→ Supplied entries

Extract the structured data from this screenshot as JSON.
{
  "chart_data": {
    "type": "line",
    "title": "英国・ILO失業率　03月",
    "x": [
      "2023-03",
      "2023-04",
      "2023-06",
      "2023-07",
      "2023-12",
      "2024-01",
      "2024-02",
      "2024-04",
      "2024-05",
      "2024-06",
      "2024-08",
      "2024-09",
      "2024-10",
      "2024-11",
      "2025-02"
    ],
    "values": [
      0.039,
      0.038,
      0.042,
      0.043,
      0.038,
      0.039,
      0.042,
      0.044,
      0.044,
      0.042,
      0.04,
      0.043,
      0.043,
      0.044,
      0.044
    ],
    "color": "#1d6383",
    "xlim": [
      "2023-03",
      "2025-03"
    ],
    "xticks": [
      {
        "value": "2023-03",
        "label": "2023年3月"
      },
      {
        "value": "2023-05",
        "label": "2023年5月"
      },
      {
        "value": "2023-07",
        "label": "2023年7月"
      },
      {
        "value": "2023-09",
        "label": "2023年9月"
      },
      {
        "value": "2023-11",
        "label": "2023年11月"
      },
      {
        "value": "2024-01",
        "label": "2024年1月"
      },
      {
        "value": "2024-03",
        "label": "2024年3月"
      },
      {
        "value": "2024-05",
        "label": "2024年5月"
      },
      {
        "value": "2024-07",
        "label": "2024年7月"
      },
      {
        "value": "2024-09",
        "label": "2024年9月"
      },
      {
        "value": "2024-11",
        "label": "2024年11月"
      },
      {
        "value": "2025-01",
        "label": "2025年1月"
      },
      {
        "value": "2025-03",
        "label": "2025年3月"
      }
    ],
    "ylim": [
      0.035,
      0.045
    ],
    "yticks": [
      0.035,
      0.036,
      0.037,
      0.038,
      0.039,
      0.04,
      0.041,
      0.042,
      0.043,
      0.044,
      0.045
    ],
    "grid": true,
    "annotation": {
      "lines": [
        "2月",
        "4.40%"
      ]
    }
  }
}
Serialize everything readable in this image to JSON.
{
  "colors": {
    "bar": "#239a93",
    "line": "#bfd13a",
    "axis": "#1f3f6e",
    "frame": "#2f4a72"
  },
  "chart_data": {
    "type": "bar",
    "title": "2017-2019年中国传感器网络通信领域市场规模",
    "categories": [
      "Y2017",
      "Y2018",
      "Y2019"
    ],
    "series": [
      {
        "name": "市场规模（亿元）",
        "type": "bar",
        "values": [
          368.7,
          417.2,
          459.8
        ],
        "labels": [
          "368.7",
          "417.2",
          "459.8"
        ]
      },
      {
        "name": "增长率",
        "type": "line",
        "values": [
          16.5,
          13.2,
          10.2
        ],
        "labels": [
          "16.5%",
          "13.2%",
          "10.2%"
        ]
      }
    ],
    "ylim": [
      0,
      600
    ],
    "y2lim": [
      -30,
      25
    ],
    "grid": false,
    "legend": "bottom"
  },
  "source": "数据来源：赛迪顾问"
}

→ Task brief
Copy out the full material exactly as it appears.

→ Output
Extract the structured data from this screenshot as JSON.
{
  "chart_data": {
    "type": "line",
    "title": "英国・ILO失業率　03月",
    "x": [
      "2023-03",
      "2023-04",
      "2023-06",
      "2023-07",
      "2023-12",
      "2024-01",
      "2024-02",
      "2024-04",
      "2024-05",
      "2024-06",
      "2024-08",
      "2024-09",
      "2024-10",
      "2024-11",
      "2025-02"
    ],
    "values": [
      0.039,
      0.038,
      0.042,
      0.043,
      0.038,
      0.039,
      0.042,
      0.044,
      0.044,
      0.042,
      0.04,
      0.043,
      0.043,
      0.044,
      0.044
    ],
    "color": "#1d6383",
    "xlim": [
      "2023-03",
      "2025-03"
    ],
    "xticks": [
      {
        "value": "2023-03",
        "label": "2023年3月"
      },
      {
        "value": "2023-05",
        "label": "2023年5月"
      },
      {
        "value": "2023-07",
        "label": "2023年7月"
      },
      {
        "value": "2023-09",
        "label": "2023年9月"
      },
      {
        "value": "2023-11",
        "label": "2023年11月"
      },
      {
        "value": "2024-01",
        "label": "2024年1月"
      },
      {
        "value": "2024-03",
        "label": "2024年3月"
      },
      {
        "value": "2024-05",
        "label": "2024年5月"
      },
      {
        "value": "2024-07",
        "label": "2024年7月"
      },
      {
        "value": "2024-09",
        "label": "2024年9月"
      },
      {
        "value": "2024-11",
        "label": "2024年11月"
      },
      {
        "value": "2025-01",
        "label": "2025年1月"
      },
      {
        "value": "2025-03",
        "label": "2025年3月"
      }
    ],
    "ylim": [
      0.035,
      0.045
    ],
    "yticks": [
      0.035,
      0.036,
      0.037,
      0.038,
      0.039,
      0.04,
      0.041,
      0.042,
      0.043,
      0.044,
      0.045
    ],
    "grid": true,
    "annotation": {
      "lines": [
        "2月",
        "4.40%"
      ]
    }
  }
}
Serialize everything readable in this image to JSON.
{
  "colors": {
    "bar": "#239a93",
    "line": "#bfd13a",
    "axis": "#1f3f6e",
    "frame": "#2f4a72"
  },
  "chart_data": {
    "type": "bar",
    "title": "2017-2019年中国传感器网络通信领域市场规模",
    "categories": [
      "Y2017",
      "Y2018",
      "Y2019"
    ],
    "series": [
      {
        "name": "市场规模（亿元）",
        "type": "bar",
        "values": [
          368.7,
          417.2,
          459.8
        ],
        "labels": [
          "368.7",
          "417.2",
          "459.8"
        ]
      },
      {
        "name": "增长率",
        "type": "line",
        "values": [
          16.5,
          13.2,
          10.2
        ],
        "labels": [
          "16.5%",
          "13.2%",
          "10.2%"
        ]
      }
    ],
    "ylim": [
      0,
      600
    ],
    "y2lim": [
      -30,
      25
    ],
    "grid": false,
    "legend": "bottom"
  },
  "source": "数据来源：赛迪顾问"
}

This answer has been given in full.